++++ Data supplied
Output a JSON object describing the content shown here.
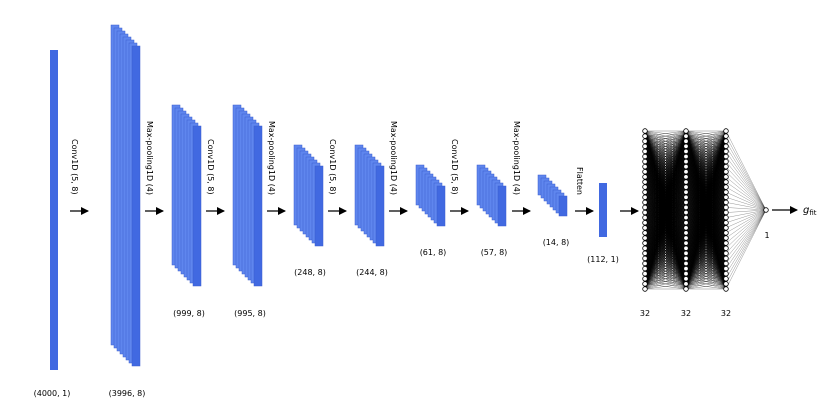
{
  "diagram": {
    "colors": {
      "layer": "#4169e1",
      "layer_back": "#5f86ee",
      "edge": "#000000",
      "node_fill": "#ffffff"
    },
    "layers": [
      {
        "shape": "(4000, 1)"
      },
      {
        "shape": "(3996, 8)"
      },
      {
        "shape": "(999, 8)"
      },
      {
        "shape": "(995, 8)"
      },
      {
        "shape": "(248, 8)"
      },
      {
        "shape": "(244, 8)"
      },
      {
        "shape": "(61, 8)"
      },
      {
        "shape": "(57, 8)"
      },
      {
        "shape": "(14, 8)"
      },
      {
        "shape": "(112, 1)"
      }
    ],
    "operations": [
      "Conv1D (5, 8)",
      "Max-pooling1D (4)",
      "Conv1D (5, 8)",
      "Max-pooling1D (4)",
      "Conv1D (5, 8)",
      "Max-pooling1D (4)",
      "Conv1D (5, 8)",
      "Max-pooling1D (4)",
      "Flatten"
    ],
    "dense_layers": [
      {
        "units": 32,
        "label": "32"
      },
      {
        "units": 32,
        "label": "32"
      },
      {
        "units": 32,
        "label": "32"
      },
      {
        "units": 1,
        "label": "1"
      }
    ],
    "output": {
      "symbol": "g",
      "subscript": "fit"
    }
  }
}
++++++++
# Exercise objective
Which lines hold the string "shape"? Copy all of them from the data above.

# Answer for this exercise
        "shape": "(4000, 1)"
        "shape": "(3996, 8)"
        "shape": "(999, 8)"
        "shape": "(995, 8)"
        "shape": "(248, 8)"
        "shape": "(244, 8)"
        "shape": "(61, 8)"
        "shape": "(57, 8)"
        "shape": "(14, 8)"
        "shape": "(112, 1)"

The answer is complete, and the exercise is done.